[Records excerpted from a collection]
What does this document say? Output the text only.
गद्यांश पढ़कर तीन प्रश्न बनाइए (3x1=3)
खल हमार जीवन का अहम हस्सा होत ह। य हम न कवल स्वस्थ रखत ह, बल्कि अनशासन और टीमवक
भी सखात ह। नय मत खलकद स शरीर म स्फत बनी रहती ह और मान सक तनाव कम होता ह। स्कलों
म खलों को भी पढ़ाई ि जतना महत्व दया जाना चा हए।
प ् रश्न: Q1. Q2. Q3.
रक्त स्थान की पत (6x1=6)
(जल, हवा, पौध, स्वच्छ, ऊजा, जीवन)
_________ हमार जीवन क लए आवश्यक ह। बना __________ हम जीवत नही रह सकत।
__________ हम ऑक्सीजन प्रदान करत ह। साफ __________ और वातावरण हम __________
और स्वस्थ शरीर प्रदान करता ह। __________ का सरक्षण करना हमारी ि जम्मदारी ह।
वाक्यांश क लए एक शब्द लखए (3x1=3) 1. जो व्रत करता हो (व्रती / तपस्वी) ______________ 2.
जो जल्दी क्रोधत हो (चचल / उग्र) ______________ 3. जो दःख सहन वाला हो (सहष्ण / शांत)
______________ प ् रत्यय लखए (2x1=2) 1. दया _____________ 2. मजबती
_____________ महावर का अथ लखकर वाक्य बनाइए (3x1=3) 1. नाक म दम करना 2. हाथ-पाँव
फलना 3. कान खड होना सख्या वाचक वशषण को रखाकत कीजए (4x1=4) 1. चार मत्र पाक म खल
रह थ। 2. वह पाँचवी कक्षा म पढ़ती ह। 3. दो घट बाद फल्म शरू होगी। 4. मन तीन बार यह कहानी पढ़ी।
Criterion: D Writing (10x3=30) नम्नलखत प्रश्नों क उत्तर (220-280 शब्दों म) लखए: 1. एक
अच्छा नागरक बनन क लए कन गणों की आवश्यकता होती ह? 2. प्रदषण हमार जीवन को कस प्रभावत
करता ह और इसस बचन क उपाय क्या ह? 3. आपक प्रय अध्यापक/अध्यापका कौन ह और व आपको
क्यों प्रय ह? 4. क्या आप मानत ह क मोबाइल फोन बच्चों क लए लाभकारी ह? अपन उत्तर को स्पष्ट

## Task:
Write out every line from the records above, word for word.

## Finished exercise:
What does this document say? Output the text only.
गद्यांश पढ़कर तीन प्रश्न बनाइए (3x1=3)
खल हमार जीवन का अहम हस्सा होत ह। य हम न कवल स्वस्थ रखत ह, बल्कि अनशासन और टीमवक
भी सखात ह। नय मत खलकद स शरीर म स्फत बनी रहती ह और मान सक तनाव कम होता ह। स्कलों
म खलों को भी पढ़ाई ि जतना महत्व दया जाना चा हए।
प ् रश्न: Q1. Q2. Q3.
रक्त स्थान की पत (6x1=6)
(जल, हवा, पौध, स्वच्छ, ऊजा, जीवन)
_________ हमार जीवन क लए आवश्यक ह। बना __________ हम जीवत नही रह सकत।
__________ हम ऑक्सीजन प्रदान करत ह। साफ __________ और वातावरण हम __________
और स्वस्थ शरीर प्रदान करता ह। __________ का सरक्षण करना हमारी ि जम्मदारी ह।
वाक्यांश क लए एक शब्द लखए (3x1=3) 1. जो व्रत करता हो (व्रती / तपस्वी) ______________ 2.
जो जल्दी क्रोधत हो (चचल / उग्र) ______________ 3. जो दःख सहन वाला हो (सहष्ण / शांत)
______________ प ् रत्यय लखए (2x1=2) 1. दया _____________ 2. मजबती
_____________ महावर का अथ लखकर वाक्य बनाइए (3x1=3) 1. नाक म दम करना 2. हाथ-पाँव
फलना 3. कान खड होना सख्या वाचक वशषण को रखाकत कीजए (4x1=4) 1. चार मत्र पाक म खल
रह थ। 2. वह पाँचवी कक्षा म पढ़ती ह। 3. दो घट बाद फल्म शरू होगी। 4. मन तीन बार यह कहानी पढ़ी।
Criterion: D Writing (10x3=30) नम्नलखत प्रश्नों क उत्तर (220-280 शब्दों म) लखए: 1. एक
अच्छा नागरक बनन क लए कन गणों की आवश्यकता होती ह? 2. प्रदषण हमार जीवन को कस प्रभावत
करता ह और इसस बचन क उपाय क्या ह? 3. आपक प्रय अध्यापक/अध्यापका कौन ह और व आपको
क्यों प्रय ह? 4. क्या आप मानत ह क मोबाइल फोन बच्चों क लए लाभकारी ह? अपन उत्तर को स्पष्ट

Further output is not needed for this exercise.